• _Collected data entries_
^^^^^^^^
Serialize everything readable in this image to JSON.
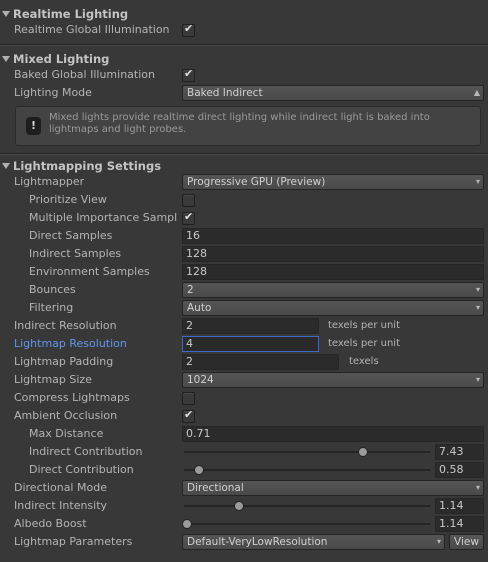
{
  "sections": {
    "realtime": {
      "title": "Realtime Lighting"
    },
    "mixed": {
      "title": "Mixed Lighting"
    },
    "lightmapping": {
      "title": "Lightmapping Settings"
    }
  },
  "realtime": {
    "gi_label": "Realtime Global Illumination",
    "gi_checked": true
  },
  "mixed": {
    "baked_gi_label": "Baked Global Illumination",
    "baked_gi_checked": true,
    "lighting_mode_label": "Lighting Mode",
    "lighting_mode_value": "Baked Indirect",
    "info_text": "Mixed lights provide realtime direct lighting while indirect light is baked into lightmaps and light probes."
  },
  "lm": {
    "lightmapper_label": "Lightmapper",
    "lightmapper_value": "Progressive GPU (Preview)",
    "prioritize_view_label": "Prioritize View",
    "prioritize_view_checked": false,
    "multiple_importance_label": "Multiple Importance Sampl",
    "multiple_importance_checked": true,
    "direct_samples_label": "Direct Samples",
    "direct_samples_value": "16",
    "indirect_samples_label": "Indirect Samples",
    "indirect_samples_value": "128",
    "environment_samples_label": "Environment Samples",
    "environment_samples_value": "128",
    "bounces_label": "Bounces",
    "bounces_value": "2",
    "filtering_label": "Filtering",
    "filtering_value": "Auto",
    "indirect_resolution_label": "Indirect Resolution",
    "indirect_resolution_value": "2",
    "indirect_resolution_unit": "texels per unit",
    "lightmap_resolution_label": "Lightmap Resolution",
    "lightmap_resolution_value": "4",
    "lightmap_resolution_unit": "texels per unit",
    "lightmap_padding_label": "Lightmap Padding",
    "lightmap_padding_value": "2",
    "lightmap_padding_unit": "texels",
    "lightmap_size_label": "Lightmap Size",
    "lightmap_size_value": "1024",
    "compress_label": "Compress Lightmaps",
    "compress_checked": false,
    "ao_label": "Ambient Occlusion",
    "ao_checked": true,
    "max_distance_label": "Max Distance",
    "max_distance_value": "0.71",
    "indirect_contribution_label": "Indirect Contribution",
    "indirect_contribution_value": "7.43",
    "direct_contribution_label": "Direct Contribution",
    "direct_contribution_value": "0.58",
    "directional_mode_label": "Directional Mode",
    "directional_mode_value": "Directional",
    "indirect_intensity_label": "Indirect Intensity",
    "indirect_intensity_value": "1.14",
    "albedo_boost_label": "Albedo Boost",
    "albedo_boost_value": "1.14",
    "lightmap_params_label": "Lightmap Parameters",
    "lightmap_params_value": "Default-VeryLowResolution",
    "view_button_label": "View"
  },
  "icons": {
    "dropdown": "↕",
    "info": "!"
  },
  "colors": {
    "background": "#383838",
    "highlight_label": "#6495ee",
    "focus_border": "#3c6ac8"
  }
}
^^^^^^^^
• _EXERCISE BRIEF_
Write out the full set of lines verbatim, without the pictures.

• _ANSWER FOR THE TASK_
Serialize everything readable in this image to JSON.
{
  "sections": {
    "realtime": {
      "title": "Realtime Lighting"
    },
    "mixed": {
      "title": "Mixed Lighting"
    },
    "lightmapping": {
      "title": "Lightmapping Settings"
    }
  },
  "realtime": {
    "gi_label": "Realtime Global Illumination",
    "gi_checked": true
  },
  "mixed": {
    "baked_gi_label": "Baked Global Illumination",
    "baked_gi_checked": true,
    "lighting_mode_label": "Lighting Mode",
    "lighting_mode_value": "Baked Indirect",
    "info_text": "Mixed lights provide realtime direct lighting while indirect light is baked into lightmaps and light probes."
  },
  "lm": {
    "lightmapper_label": "Lightmapper",
    "lightmapper_value": "Progressive GPU (Preview)",
    "prioritize_view_label": "Prioritize View",
    "prioritize_view_checked": false,
    "multiple_importance_label": "Multiple Importance Sampl",
    "multiple_importance_checked": true,
    "direct_samples_label": "Direct Samples",
    "direct_samples_value": "16",
    "indirect_samples_label": "Indirect Samples",
    "indirect_samples_value": "128",
    "environment_samples_label": "Environment Samples",
    "environment_samples_value": "128",
    "bounces_label": "Bounces",
    "bounces_value": "2",
    "filtering_label": "Filtering",
    "filtering_value": "Auto",
    "indirect_resolution_label": "Indirect Resolution",
    "indirect_resolution_value": "2",
    "indirect_resolution_unit": "texels per unit",
    "lightmap_resolution_label": "Lightmap Resolution",
    "lightmap_resolution_value": "4",
    "lightmap_resolution_unit": "texels per unit",
    "lightmap_padding_label": "Lightmap Padding",
    "lightmap_padding_value": "2",
    "lightmap_padding_unit": "texels",
    "lightmap_size_label": "Lightmap Size",
    "lightmap_size_value": "1024",
    "compress_label": "Compress Lightmaps",
    "compress_checked": false,
    "ao_label": "Ambient Occlusion",
    "ao_checked": true,
    "max_distance_label": "Max Distance",
    "max_distance_value": "0.71",
    "indirect_contribution_label": "Indirect Contribution",
    "indirect_contribution_value": "7.43",
    "direct_contribution_label": "Direct Contribution",
    "direct_contribution_value": "0.58",
    "directional_mode_label": "Directional Mode",
    "directional_mode_value": "Directional",
    "indirect_intensity_label": "Indirect Intensity",
    "indirect_intensity_value": "1.14",
    "albedo_boost_label": "Albedo Boost",
    "albedo_boost_value": "1.14",
    "lightmap_params_label": "Lightmap Parameters",
    "lightmap_params_value": "Default-VeryLowResolution",
    "view_button_label": "View"
  },
  "icons": {
    "dropdown": "↕",
    "info": "!"
  },
  "colors": {
    "background": "#383838",
    "highlight_label": "#6495ee",
    "focus_border": "#3c6ac8"
  }
}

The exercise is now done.